> **REQUEST**:
Give all of the lines again exactly as they read.

Collection entries:
########
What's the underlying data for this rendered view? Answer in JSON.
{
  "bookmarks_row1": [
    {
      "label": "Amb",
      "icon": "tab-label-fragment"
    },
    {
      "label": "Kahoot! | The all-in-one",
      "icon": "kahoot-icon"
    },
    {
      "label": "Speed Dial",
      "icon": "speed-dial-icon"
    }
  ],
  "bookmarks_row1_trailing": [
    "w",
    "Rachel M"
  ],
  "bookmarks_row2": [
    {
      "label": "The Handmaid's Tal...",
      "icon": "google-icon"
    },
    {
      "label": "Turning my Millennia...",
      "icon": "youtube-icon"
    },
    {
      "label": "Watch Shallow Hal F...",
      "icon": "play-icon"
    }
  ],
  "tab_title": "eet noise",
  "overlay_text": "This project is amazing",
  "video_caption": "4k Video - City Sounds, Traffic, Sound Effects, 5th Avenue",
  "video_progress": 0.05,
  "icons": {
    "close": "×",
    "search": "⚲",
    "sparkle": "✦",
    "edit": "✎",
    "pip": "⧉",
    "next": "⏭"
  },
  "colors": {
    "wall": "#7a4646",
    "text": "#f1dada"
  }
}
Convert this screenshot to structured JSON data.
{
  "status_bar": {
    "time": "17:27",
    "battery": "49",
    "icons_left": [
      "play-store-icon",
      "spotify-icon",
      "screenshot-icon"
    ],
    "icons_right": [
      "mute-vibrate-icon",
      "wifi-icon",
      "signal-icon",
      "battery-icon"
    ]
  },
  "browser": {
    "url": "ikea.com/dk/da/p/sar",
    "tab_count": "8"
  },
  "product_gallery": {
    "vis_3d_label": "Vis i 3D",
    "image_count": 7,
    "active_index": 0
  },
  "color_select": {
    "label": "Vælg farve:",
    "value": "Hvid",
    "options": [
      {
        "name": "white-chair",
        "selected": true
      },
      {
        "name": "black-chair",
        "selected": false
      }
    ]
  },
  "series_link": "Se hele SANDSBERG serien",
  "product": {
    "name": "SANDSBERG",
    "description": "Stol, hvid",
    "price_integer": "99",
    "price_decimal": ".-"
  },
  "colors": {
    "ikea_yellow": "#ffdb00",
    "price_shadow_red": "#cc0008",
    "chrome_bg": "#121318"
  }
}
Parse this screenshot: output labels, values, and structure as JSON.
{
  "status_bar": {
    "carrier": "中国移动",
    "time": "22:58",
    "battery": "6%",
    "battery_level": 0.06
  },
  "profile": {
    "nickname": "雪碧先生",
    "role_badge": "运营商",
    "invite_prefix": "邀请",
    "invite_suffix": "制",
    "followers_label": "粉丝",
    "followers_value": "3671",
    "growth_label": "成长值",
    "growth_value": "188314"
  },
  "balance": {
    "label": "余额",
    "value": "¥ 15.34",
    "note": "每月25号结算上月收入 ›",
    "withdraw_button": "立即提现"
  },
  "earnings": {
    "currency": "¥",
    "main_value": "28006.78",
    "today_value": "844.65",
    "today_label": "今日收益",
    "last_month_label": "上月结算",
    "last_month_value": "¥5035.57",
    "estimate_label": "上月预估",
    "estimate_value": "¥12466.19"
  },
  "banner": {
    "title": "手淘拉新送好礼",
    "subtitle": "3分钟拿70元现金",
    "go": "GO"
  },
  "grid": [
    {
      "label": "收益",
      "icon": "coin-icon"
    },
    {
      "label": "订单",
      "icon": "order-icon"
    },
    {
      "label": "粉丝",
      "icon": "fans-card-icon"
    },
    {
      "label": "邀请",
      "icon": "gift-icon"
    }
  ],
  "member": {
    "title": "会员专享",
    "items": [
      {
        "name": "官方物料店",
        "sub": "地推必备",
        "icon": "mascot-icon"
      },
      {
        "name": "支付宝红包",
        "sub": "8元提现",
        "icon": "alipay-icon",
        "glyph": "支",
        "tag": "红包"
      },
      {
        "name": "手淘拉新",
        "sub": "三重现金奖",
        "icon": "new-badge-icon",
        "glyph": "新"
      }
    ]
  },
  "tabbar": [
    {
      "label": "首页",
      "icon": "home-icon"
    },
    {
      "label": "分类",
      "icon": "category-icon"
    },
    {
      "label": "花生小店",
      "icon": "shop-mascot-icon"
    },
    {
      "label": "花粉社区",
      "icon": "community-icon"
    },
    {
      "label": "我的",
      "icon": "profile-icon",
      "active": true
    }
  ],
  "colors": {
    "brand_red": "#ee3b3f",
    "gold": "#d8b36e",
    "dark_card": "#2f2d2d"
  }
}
########
> **OUTPUT FOR THIS TASK**:
What's the underlying data for this rendered view? Answer in JSON.
{
  "bookmarks_row1": [
    {
      "label": "Amb",
      "icon": "tab-label-fragment"
    },
    {
      "label": "Kahoot! | The all-in-one",
      "icon": "kahoot-icon"
    },
    {
      "label": "Speed Dial",
      "icon": "speed-dial-icon"
    }
  ],
  "bookmarks_row1_trailing": [
    "w",
    "Rachel M"
  ],
  "bookmarks_row2": [
    {
      "label": "The Handmaid's Tal...",
      "icon": "google-icon"
    },
    {
      "label": "Turning my Millennia...",
      "icon": "youtube-icon"
    },
    {
      "label": "Watch Shallow Hal F...",
      "icon": "play-icon"
    }
  ],
  "tab_title": "eet noise",
  "overlay_text": "This project is amazing",
  "video_caption": "4k Video - City Sounds, Traffic, Sound Effects, 5th Avenue",
  "video_progress": 0.05,
  "icons": {
    "close": "×",
    "search": "⚲",
    "sparkle": "✦",
    "edit": "✎",
    "pip": "⧉",
    "next": "⏭"
  },
  "colors": {
    "wall": "#7a4646",
    "text": "#f1dada"
  }
}
Convert this screenshot to structured JSON data.
{
  "status_bar": {
    "time": "17:27",
    "battery": "49",
    "icons_left": [
      "play-store-icon",
      "spotify-icon",
      "screenshot-icon"
    ],
    "icons_right": [
      "mute-vibrate-icon",
      "wifi-icon",
      "signal-icon",
      "battery-icon"
    ]
  },
  "browser": {
    "url": "ikea.com/dk/da/p/sar",
    "tab_count": "8"
  },
  "product_gallery": {
    "vis_3d_label": "Vis i 3D",
    "image_count": 7,
    "active_index": 0
  },
  "color_select": {
    "label": "Vælg farve:",
    "value": "Hvid",
    "options": [
      {
        "name": "white-chair",
        "selected": true
      },
      {
        "name": "black-chair",
        "selected": false
      }
    ]
  },
  "series_link": "Se hele SANDSBERG serien",
  "product": {
    "name": "SANDSBERG",
    "description": "Stol, hvid",
    "price_integer": "99",
    "price_decimal": ".-"
  },
  "colors": {
    "ikea_yellow": "#ffdb00",
    "price_shadow_red": "#cc0008",
    "chrome_bg": "#121318"
  }
}
Parse this screenshot: output labels, values, and structure as JSON.
{
  "status_bar": {
    "carrier": "中国移动",
    "time": "22:58",
    "battery": "6%",
    "battery_level": 0.06
  },
  "profile": {
    "nickname": "雪碧先生",
    "role_badge": "运营商",
    "invite_prefix": "邀请",
    "invite_suffix": "制",
    "followers_label": "粉丝",
    "followers_value": "3671",
    "growth_label": "成长值",
    "growth_value": "188314"
  },
  "balance": {
    "label": "余额",
    "value": "¥ 15.34",
    "note": "每月25号结算上月收入 ›",
    "withdraw_button": "立即提现"
  },
  "earnings": {
    "currency": "¥",
    "main_value": "28006.78",
    "today_value": "844.65",
    "today_label": "今日收益",
    "last_month_label": "上月结算",
    "last_month_value": "¥5035.57",
    "estimate_label": "上月预估",
    "estimate_value": "¥12466.19"
  },
  "banner": {
    "title": "手淘拉新送好礼",
    "subtitle": "3分钟拿70元现金",
    "go": "GO"
  },
  "grid": [
    {
      "label": "收益",
      "icon": "coin-icon"
    },
    {
      "label": "订单",
      "icon": "order-icon"
    },
    {
      "label": "粉丝",
      "icon": "fans-card-icon"
    },
    {
      "label": "邀请",
      "icon": "gift-icon"
    }
  ],
  "member": {
    "title": "会员专享",
    "items": [
      {
        "name": "官方物料店",
        "sub": "地推必备",
        "icon": "mascot-icon"
      },
      {
        "name": "支付宝红包",
        "sub": "8元提现",
        "icon": "alipay-icon",
        "glyph": "支",
        "tag": "红包"
      },
      {
        "name": "手淘拉新",
        "sub": "三重现金奖",
        "icon": "new-badge-icon",
        "glyph": "新"
      }
    ]
  },
  "tabbar": [
    {
      "label": "首页",
      "icon": "home-icon"
    },
    {
      "label": "分类",
      "icon": "category-icon"
    },
    {
      "label": "花生小店",
      "icon": "shop-mascot-icon"
    },
    {
      "label": "花粉社区",
      "icon": "community-icon"
    },
    {
      "label": "我的",
      "icon": "profile-icon",
      "active": true
    }
  ],
  "colors": {
    "brand_red": "#ee3b3f",
    "gold": "#d8b36e",
    "dark_card": "#2f2d2d"
  }
}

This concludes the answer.